### [Data lines]
◇ ◇ ◇
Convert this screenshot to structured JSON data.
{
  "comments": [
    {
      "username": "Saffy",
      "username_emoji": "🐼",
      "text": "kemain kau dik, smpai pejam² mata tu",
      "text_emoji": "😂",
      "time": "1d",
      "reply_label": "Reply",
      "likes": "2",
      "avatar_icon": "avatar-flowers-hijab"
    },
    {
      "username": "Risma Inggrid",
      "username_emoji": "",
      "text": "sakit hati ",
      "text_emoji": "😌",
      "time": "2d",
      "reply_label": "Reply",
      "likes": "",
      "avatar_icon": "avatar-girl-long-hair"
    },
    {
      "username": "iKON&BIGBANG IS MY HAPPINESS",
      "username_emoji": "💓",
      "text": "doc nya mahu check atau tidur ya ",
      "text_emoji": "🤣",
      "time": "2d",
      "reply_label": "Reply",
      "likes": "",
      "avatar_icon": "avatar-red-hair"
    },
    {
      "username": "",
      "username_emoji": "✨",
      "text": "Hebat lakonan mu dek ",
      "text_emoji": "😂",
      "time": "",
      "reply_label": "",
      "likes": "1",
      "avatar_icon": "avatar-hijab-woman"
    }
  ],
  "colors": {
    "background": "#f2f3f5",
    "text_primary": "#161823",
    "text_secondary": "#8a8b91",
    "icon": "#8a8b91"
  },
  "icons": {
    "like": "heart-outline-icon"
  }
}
◇ ◇ ◇
### [Set exercise]
Show every line in the entries where the string "hair" occurs.

### [Response below]
      "avatar_icon": "avatar-girl-long-hair"
      "avatar_icon": "avatar-red-hair"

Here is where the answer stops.